(Data extracted from a collection)
## begin
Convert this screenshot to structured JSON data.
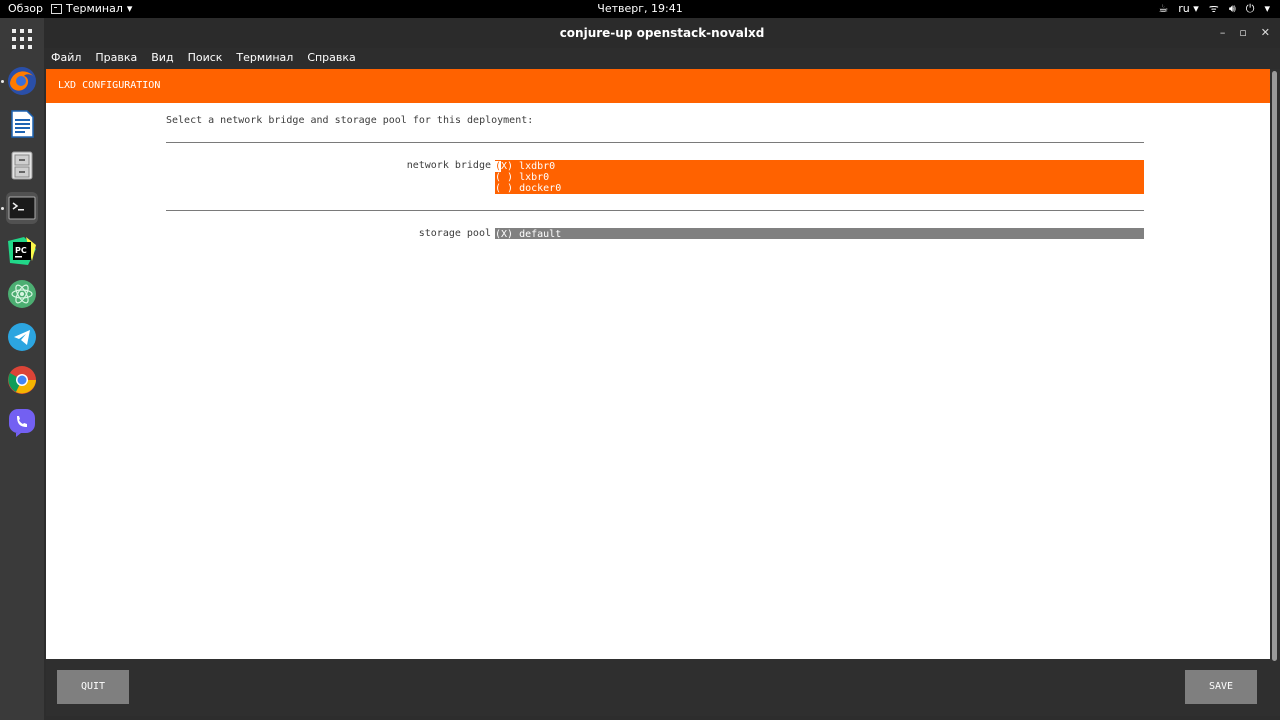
{
  "topbar": {
    "activities": "Обзор",
    "app_menu": "Терминал",
    "clock": "Четверг, 19:41",
    "lang": "ru"
  },
  "dock": {
    "apps": [
      "firefox-icon",
      "libreoffice-writer-icon",
      "file-cabinet-icon",
      "terminal-icon",
      "pycharm-icon",
      "atom-icon",
      "telegram-icon",
      "chrome-icon",
      "viber-icon"
    ]
  },
  "window": {
    "title": "conjure-up openstack-novalxd",
    "menu": [
      "Файл",
      "Правка",
      "Вид",
      "Поиск",
      "Терминал",
      "Справка"
    ]
  },
  "screen": {
    "header": "LXD CONFIGURATION",
    "prompt": "Select a network bridge and storage pool for this deployment:",
    "network_bridge": {
      "label": "network bridge",
      "options": [
        "(X) lxdbr0",
        "( ) lxbr0",
        "( ) docker0"
      ]
    },
    "storage_pool": {
      "label": "storage pool",
      "options": [
        "(X) default"
      ]
    },
    "buttons": {
      "quit": "QUIT",
      "save": "SAVE"
    }
  },
  "colors": {
    "accent": "#ff6200",
    "button": "#7f7f7f",
    "footer": "#2f2f2f"
  }
}
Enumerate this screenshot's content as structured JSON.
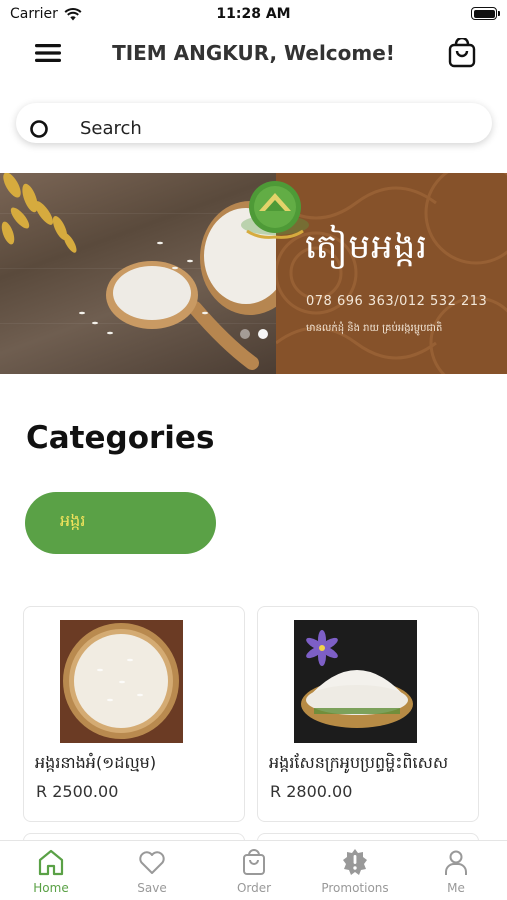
{
  "status_bar": {
    "carrier": "Carrier",
    "time": "11:28 AM"
  },
  "header": {
    "title": "TIEM ANGKUR, Welcome!"
  },
  "search": {
    "placeholder": "Search"
  },
  "banner": {
    "brand": "តៀមអង្ករ",
    "phone": "078 696 363/012 532 213",
    "tagline": "មានលក់ដុំ និង រាយ គ្រប់អង្ករម្ហូបជាតិ",
    "dots": 2,
    "active_dot": 1
  },
  "categories": {
    "title": "Categories",
    "items": [
      {
        "label": "អង្ករ"
      }
    ]
  },
  "products": [
    {
      "name": "អង្ករនាងអំ(១ដល្មម)",
      "price": "R 2500.00"
    },
    {
      "name": "អង្ករសែនក្រអូបប្រព្ធម្ហិះពិសេស",
      "price": "R 2800.00"
    }
  ],
  "tab_bar": {
    "items": [
      {
        "label": "Home",
        "icon": "home-icon",
        "active": true
      },
      {
        "label": "Save",
        "icon": "heart-icon",
        "active": false
      },
      {
        "label": "Order",
        "icon": "bag-icon",
        "active": false
      },
      {
        "label": "Promotions",
        "icon": "badge-alert-icon",
        "active": false
      },
      {
        "label": "Me",
        "icon": "person-icon",
        "active": false
      }
    ]
  },
  "colors": {
    "accent": "#5aa146",
    "banner_brown": "#86522a",
    "chip_text": "#f2e35c"
  }
}
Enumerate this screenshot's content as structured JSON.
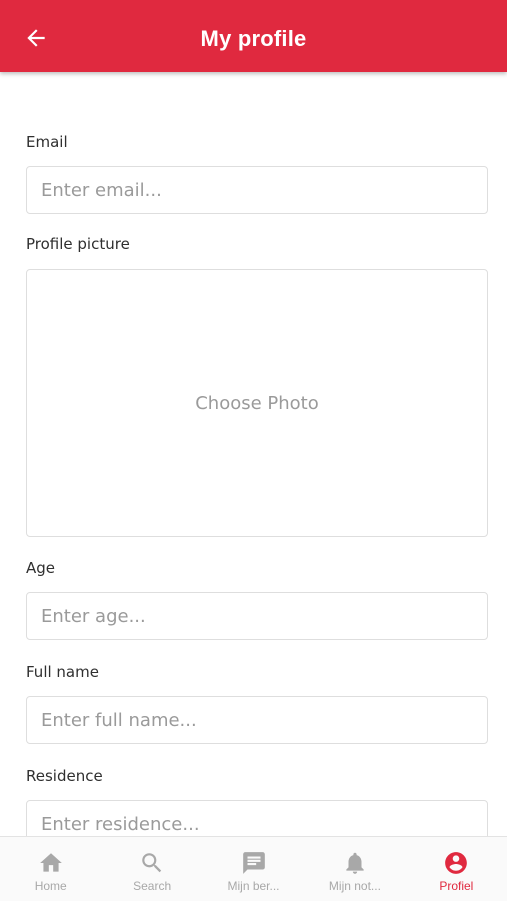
{
  "header": {
    "title": "My profile",
    "back_icon": "arrow-left-icon",
    "color": "#e0293f"
  },
  "form": {
    "email": {
      "label": "Email",
      "placeholder": "Enter email..."
    },
    "photo": {
      "label": "Profile picture",
      "button_text": "Choose Photo"
    },
    "age": {
      "label": "Age",
      "placeholder": "Enter age..."
    },
    "full_name": {
      "label": "Full name",
      "placeholder": "Enter full name..."
    },
    "residence": {
      "label": "Residence",
      "placeholder": "Enter residence..."
    }
  },
  "bottom_nav": {
    "active": "Profiel",
    "active_color": "#e0293f",
    "inactive_color": "#a8a8a8",
    "items": [
      {
        "label": "Home",
        "icon": "home-icon"
      },
      {
        "label": "Search",
        "icon": "search-icon"
      },
      {
        "label": "Mijn ber...",
        "icon": "message-icon"
      },
      {
        "label": "Mijn not...",
        "icon": "bell-icon"
      },
      {
        "label": "Profiel",
        "icon": "account-circle-icon"
      }
    ]
  }
}
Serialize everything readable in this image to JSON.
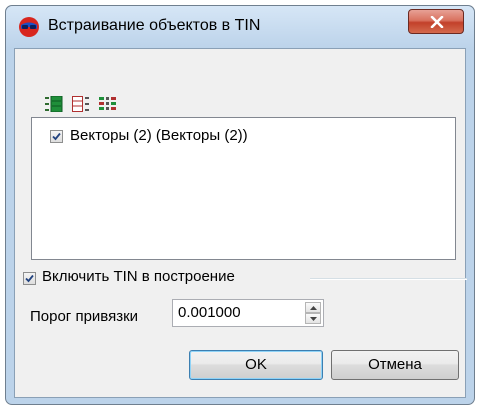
{
  "window": {
    "title": "Встраивание объектов в TIN",
    "close_icon": "close-icon",
    "accent": "#bcd3ea"
  },
  "toolbar": {
    "icons": [
      "select-all-icon",
      "deselect-all-icon",
      "invert-selection-icon"
    ]
  },
  "list": {
    "items": [
      {
        "label": "Векторы (2) (Векторы (2))",
        "checked": true
      }
    ]
  },
  "options": {
    "include_tin_label": "Включить TIN в построение",
    "include_tin_checked": true,
    "threshold_label": "Порог привязки",
    "threshold_value": "0.001000"
  },
  "buttons": {
    "ok_label": "OK",
    "cancel_label": "Отмена"
  }
}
## end
**Written task:**
Can you restate all the records above word for word while dropping the pictures?

**Written solution:**
Convert this screenshot to structured JSON data.
{
  "topbar": {
    "activities": "Обзор",
    "app_menu": "Терминал",
    "clock": "Четверг, 19:41",
    "lang": "ru"
  },
  "dock": {
    "apps": [
      "firefox-icon",
      "libreoffice-writer-icon",
      "file-cabinet-icon",
      "terminal-icon",
      "pycharm-icon",
      "atom-icon",
      "telegram-icon",
      "chrome-icon",
      "viber-icon"
    ]
  },
  "window": {
    "title": "conjure-up openstack-novalxd",
    "menu": [
      "Файл",
      "Правка",
      "Вид",
      "Поиск",
      "Терминал",
      "Справка"
    ]
  },
  "screen": {
    "header": "LXD CONFIGURATION",
    "prompt": "Select a network bridge and storage pool for this deployment:",
    "network_bridge": {
      "label": "network bridge",
      "options": [
        "(X) lxdbr0",
        "( ) lxbr0",
        "( ) docker0"
      ]
    },
    "storage_pool": {
      "label": "storage pool",
      "options": [
        "(X) default"
      ]
    },
    "buttons": {
      "quit": "QUIT",
      "save": "SAVE"
    }
  },
  "colors": {
    "accent": "#ff6200",
    "button": "#7f7f7f",
    "footer": "#2f2f2f"
  }
}
Enumerate this screenshot's content as structured JSON.
{
  "status_bar": {
    "carrier": "Carrier",
    "time": "11:28 AM"
  },
  "header": {
    "title": "TIEM ANGKUR, Welcome!"
  },
  "search": {
    "placeholder": "Search"
  },
  "banner": {
    "brand": "តៀមអង្ករ",
    "phone": "078 696 363/012 532 213",
    "tagline": "មានលក់ដុំ និង រាយ គ្រប់អង្ករម្ហូបជាតិ",
    "dots": 2,
    "active_dot": 1
  },
  "categories": {
    "title": "Categories",
    "items": [
      {
        "label": "អង្ករ"
      }
    ]
  },
  "products": [
    {
      "name": "អង្ករនាងអំ(១ដល្មម)",
      "price": "R 2500.00"
    },
    {
      "name": "អង្ករសែនក្រអូបប្រព្ធម្ហិះពិសេស",
      "price": "R 2800.00"
    }
  ],
  "tab_bar": {
    "items": [
      {
        "label": "Home",
        "icon": "home-icon",
        "active": true
      },
      {
        "label": "Save",
        "icon": "heart-icon",
        "active": false
      },
      {
        "label": "Order",
        "icon": "bag-icon",
        "active": false
      },
      {
        "label": "Promotions",
        "icon": "badge-alert-icon",
        "active": false
      },
      {
        "label": "Me",
        "icon": "person-icon",
        "active": false
      }
    ]
  },
  "colors": {
    "accent": "#5aa146",
    "banner_brown": "#86522a",
    "chip_text": "#f2e35c"
  }
}
Enumerate this screenshot's content as structured JSON.
{
  "header": {
    "title": "My profile",
    "back_icon": "arrow-left-icon",
    "color": "#e0293f"
  },
  "form": {
    "email": {
      "label": "Email",
      "placeholder": "Enter email..."
    },
    "photo": {
      "label": "Profile picture",
      "button_text": "Choose Photo"
    },
    "age": {
      "label": "Age",
      "placeholder": "Enter age..."
    },
    "full_name": {
      "label": "Full name",
      "placeholder": "Enter full name..."
    },
    "residence": {
      "label": "Residence",
      "placeholder": "Enter residence..."
    }
  },
  "bottom_nav": {
    "active": "Profiel",
    "active_color": "#e0293f",
    "inactive_color": "#a8a8a8",
    "items": [
      {
        "label": "Home",
        "icon": "home-icon"
      },
      {
        "label": "Search",
        "icon": "search-icon"
      },
      {
        "label": "Mijn ber...",
        "icon": "message-icon"
      },
      {
        "label": "Mijn not...",
        "icon": "bell-icon"
      },
      {
        "label": "Profiel",
        "icon": "account-circle-icon"
      }
    ]
  }
}
Serialize everything readable in this image to JSON.
{
  "window": {
    "title": "Встраивание объектов в TIN",
    "close_icon": "close-icon",
    "accent": "#bcd3ea"
  },
  "toolbar": {
    "icons": [
      "select-all-icon",
      "deselect-all-icon",
      "invert-selection-icon"
    ]
  },
  "list": {
    "items": [
      {
        "label": "Векторы (2) (Векторы (2))",
        "checked": true
      }
    ]
  },
  "options": {
    "include_tin_label": "Включить TIN в построение",
    "include_tin_checked": true,
    "threshold_label": "Порог привязки",
    "threshold_value": "0.001000"
  },
  "buttons": {
    "ok_label": "OK",
    "cancel_label": "Отмена"
  }
}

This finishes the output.